GIVEN REQUEST ->
Gather all lines with "header" from the records.

SUPPLIED RECORDS ->

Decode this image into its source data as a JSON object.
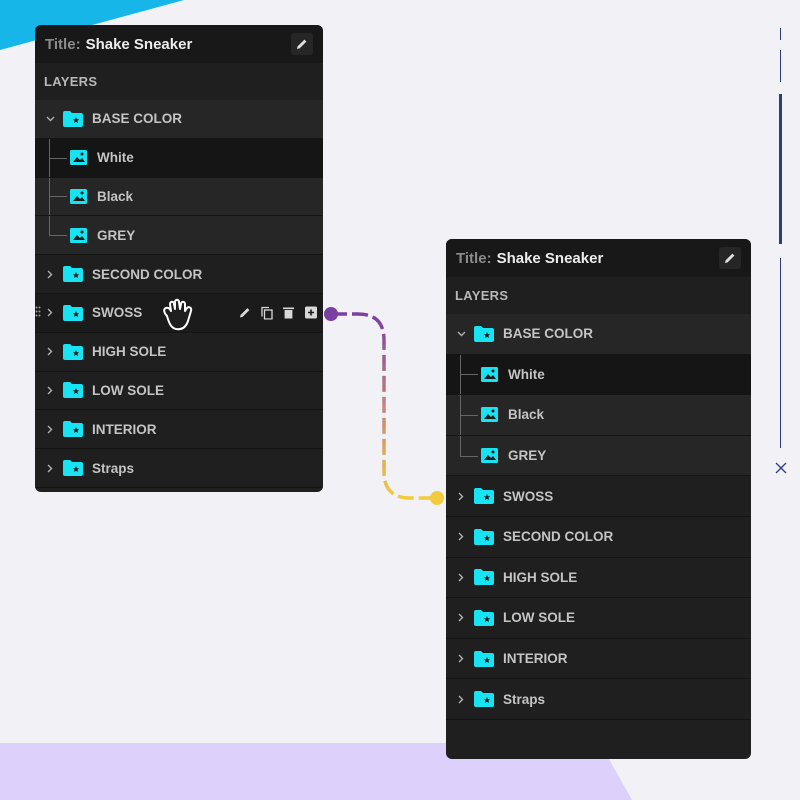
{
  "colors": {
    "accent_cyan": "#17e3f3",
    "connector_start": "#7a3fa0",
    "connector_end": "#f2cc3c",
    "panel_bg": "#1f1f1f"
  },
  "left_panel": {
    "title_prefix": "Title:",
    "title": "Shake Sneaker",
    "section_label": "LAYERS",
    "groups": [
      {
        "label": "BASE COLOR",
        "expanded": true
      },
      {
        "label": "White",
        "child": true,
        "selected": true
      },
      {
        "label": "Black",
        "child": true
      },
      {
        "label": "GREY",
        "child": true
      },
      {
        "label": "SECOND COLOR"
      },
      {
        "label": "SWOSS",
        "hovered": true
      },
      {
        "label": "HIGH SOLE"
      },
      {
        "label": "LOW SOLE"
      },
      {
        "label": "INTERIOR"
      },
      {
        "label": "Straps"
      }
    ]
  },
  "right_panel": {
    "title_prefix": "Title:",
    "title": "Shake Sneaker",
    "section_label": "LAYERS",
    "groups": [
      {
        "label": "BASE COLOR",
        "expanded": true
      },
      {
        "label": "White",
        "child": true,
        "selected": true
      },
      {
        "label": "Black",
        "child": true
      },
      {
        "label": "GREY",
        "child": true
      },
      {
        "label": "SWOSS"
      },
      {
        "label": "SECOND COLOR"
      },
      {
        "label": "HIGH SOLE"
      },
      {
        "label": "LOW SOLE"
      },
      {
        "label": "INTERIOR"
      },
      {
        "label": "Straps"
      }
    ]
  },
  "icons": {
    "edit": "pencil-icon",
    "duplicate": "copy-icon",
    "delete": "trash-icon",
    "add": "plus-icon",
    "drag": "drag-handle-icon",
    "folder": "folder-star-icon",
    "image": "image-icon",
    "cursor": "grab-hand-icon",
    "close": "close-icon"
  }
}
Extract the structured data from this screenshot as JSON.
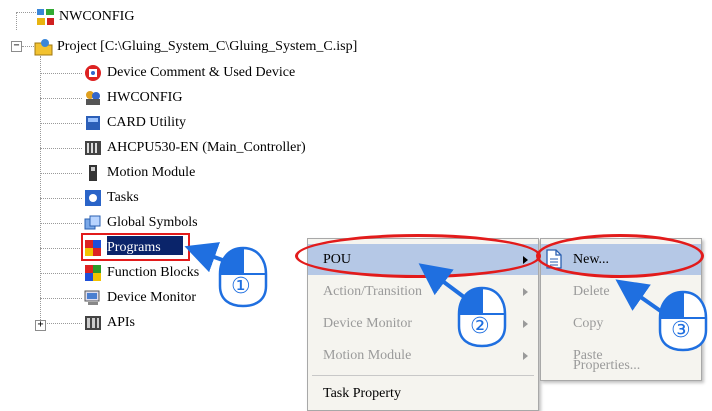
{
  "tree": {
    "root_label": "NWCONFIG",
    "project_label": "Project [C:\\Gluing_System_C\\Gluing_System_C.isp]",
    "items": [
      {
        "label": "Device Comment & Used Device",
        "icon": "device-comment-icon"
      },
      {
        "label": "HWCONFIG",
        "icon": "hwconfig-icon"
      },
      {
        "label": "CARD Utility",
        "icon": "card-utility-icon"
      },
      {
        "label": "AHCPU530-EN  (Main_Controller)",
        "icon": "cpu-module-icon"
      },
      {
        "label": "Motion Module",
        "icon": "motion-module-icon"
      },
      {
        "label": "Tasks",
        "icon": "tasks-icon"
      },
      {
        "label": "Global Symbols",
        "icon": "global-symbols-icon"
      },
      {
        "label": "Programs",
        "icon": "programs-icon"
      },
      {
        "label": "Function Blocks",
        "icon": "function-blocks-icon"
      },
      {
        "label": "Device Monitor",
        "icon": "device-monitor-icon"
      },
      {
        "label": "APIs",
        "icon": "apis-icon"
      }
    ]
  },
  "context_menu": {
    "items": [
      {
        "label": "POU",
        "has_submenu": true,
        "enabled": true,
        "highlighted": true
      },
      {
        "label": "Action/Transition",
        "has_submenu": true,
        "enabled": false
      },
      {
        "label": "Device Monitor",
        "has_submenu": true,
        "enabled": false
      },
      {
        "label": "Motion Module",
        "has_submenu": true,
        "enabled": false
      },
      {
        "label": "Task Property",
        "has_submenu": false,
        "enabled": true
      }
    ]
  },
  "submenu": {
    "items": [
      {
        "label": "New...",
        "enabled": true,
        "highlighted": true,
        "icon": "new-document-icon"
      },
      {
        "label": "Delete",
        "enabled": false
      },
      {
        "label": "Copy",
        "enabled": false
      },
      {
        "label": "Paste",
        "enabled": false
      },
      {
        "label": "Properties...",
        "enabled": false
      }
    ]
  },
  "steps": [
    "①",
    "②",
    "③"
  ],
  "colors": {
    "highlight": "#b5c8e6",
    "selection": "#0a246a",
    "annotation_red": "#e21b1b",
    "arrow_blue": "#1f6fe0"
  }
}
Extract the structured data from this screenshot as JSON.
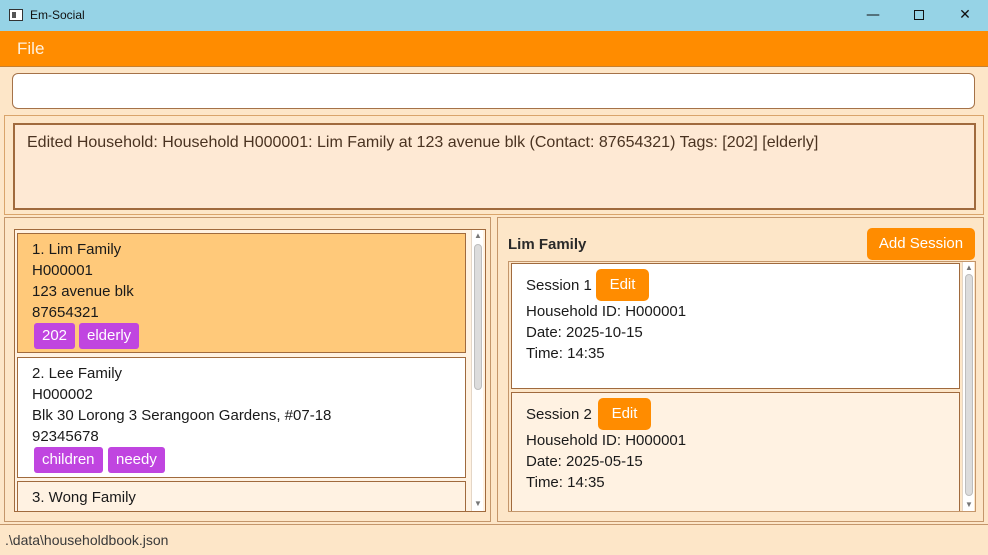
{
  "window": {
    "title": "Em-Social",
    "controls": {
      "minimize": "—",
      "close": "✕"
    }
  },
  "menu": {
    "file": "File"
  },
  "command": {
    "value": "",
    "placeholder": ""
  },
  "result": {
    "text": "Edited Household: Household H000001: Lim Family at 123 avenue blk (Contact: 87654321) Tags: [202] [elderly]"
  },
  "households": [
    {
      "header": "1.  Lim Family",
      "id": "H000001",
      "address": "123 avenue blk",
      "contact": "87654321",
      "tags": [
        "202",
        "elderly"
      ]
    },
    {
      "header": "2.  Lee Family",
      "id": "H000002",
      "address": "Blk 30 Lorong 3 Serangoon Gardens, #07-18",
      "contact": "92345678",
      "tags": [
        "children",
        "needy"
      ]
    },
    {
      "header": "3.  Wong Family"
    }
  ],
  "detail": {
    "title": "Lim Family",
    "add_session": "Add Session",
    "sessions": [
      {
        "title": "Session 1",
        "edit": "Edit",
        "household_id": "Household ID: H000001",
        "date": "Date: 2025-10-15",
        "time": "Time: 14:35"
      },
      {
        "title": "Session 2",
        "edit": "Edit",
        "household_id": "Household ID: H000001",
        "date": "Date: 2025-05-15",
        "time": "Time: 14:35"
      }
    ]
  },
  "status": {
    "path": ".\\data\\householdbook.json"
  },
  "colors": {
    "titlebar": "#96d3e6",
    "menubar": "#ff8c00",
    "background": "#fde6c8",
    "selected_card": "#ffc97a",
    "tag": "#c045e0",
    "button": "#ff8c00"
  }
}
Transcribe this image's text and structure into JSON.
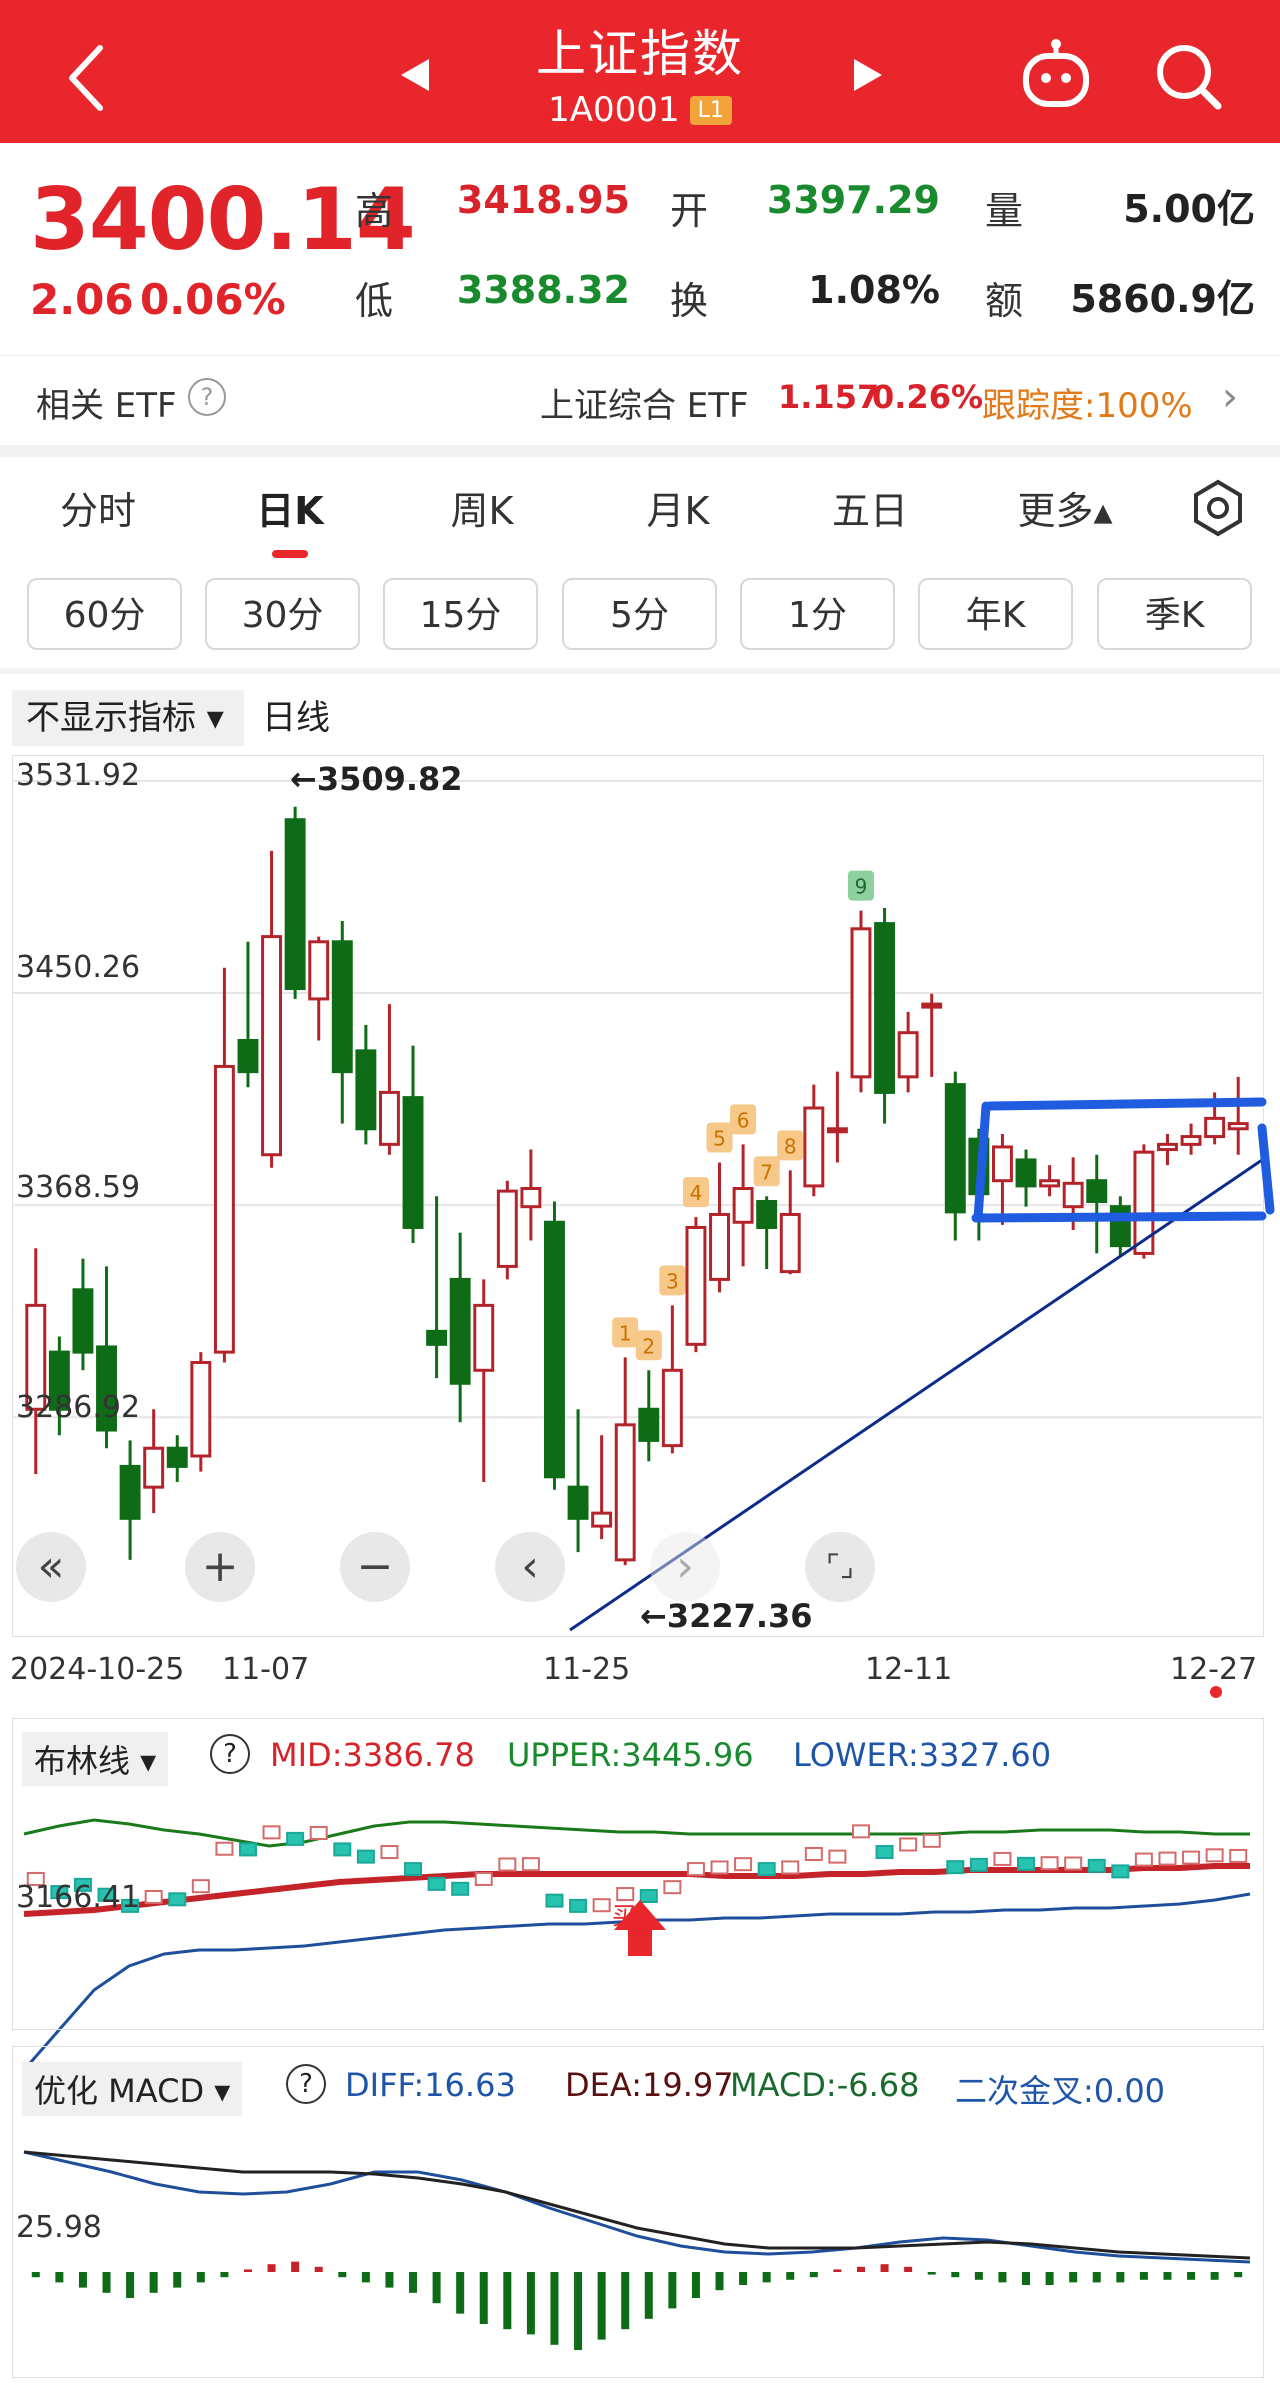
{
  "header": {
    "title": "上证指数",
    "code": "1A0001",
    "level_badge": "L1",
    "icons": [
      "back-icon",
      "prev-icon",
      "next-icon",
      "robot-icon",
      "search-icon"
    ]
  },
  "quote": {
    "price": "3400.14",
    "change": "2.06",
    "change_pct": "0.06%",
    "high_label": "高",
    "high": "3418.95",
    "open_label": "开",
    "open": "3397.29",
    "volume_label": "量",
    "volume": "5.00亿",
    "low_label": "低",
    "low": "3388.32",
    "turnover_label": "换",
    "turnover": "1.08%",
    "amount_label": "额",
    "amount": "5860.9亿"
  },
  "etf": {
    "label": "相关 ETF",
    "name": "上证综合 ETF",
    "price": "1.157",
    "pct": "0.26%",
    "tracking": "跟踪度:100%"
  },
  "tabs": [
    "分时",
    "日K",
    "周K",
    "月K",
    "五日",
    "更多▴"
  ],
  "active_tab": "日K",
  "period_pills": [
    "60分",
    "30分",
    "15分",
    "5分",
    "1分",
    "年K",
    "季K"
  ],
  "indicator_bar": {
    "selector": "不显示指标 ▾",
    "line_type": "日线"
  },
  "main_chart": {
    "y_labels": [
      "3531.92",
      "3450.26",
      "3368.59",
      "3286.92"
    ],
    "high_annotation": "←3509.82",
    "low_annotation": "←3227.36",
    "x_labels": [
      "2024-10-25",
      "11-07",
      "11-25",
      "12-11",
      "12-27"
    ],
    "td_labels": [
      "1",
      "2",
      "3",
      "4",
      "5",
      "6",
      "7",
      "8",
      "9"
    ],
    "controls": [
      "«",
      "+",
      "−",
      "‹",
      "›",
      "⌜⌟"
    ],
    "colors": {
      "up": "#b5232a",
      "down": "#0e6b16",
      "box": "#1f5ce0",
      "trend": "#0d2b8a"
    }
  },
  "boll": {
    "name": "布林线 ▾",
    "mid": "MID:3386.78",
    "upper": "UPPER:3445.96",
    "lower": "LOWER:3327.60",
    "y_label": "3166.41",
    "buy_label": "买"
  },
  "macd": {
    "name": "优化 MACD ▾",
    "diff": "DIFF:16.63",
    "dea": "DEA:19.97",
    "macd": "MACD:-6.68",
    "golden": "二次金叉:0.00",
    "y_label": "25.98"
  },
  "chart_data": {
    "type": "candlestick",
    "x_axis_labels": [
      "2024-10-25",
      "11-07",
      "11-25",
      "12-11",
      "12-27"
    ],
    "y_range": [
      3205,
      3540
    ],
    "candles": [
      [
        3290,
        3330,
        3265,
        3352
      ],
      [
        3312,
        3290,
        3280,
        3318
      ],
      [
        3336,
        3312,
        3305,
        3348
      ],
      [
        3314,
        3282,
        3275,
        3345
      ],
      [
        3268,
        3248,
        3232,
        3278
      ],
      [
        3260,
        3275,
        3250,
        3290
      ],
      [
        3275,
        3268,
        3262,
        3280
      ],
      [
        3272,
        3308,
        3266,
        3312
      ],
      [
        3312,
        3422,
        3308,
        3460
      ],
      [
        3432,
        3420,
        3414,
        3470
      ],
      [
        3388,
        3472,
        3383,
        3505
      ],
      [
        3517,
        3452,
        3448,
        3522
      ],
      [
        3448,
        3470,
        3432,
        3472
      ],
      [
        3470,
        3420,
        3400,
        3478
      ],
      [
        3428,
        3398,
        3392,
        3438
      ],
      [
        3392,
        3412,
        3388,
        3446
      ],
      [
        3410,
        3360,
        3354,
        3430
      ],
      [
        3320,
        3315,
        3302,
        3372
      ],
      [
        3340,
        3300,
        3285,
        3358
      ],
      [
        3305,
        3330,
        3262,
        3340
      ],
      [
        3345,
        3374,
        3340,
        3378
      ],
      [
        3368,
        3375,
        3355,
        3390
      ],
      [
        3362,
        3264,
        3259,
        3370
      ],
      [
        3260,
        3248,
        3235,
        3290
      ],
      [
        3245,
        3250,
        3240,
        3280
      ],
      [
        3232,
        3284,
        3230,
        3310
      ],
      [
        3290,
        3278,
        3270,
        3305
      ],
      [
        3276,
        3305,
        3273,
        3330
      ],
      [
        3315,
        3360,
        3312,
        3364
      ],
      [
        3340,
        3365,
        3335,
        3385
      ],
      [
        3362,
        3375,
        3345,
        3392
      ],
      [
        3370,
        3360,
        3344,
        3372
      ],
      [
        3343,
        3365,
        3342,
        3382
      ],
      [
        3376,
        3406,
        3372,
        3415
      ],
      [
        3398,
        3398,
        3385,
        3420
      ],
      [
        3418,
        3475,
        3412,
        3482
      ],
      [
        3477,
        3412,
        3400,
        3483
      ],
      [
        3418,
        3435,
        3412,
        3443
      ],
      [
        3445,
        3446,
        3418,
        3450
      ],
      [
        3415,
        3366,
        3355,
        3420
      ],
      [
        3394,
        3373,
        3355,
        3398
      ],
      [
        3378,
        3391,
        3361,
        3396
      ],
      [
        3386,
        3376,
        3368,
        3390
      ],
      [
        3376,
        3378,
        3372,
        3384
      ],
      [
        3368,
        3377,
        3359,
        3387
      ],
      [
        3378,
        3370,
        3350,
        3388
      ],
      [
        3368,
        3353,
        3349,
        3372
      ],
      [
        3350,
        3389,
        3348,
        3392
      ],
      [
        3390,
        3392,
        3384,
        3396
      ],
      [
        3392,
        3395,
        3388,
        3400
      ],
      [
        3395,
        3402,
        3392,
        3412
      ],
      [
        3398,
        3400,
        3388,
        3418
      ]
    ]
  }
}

TASK RESPONSE ->
      "header": "1.  Lim Family",
      "header": "2.  Lee Family",
      "header": "3.  Wong Family"
  "header": {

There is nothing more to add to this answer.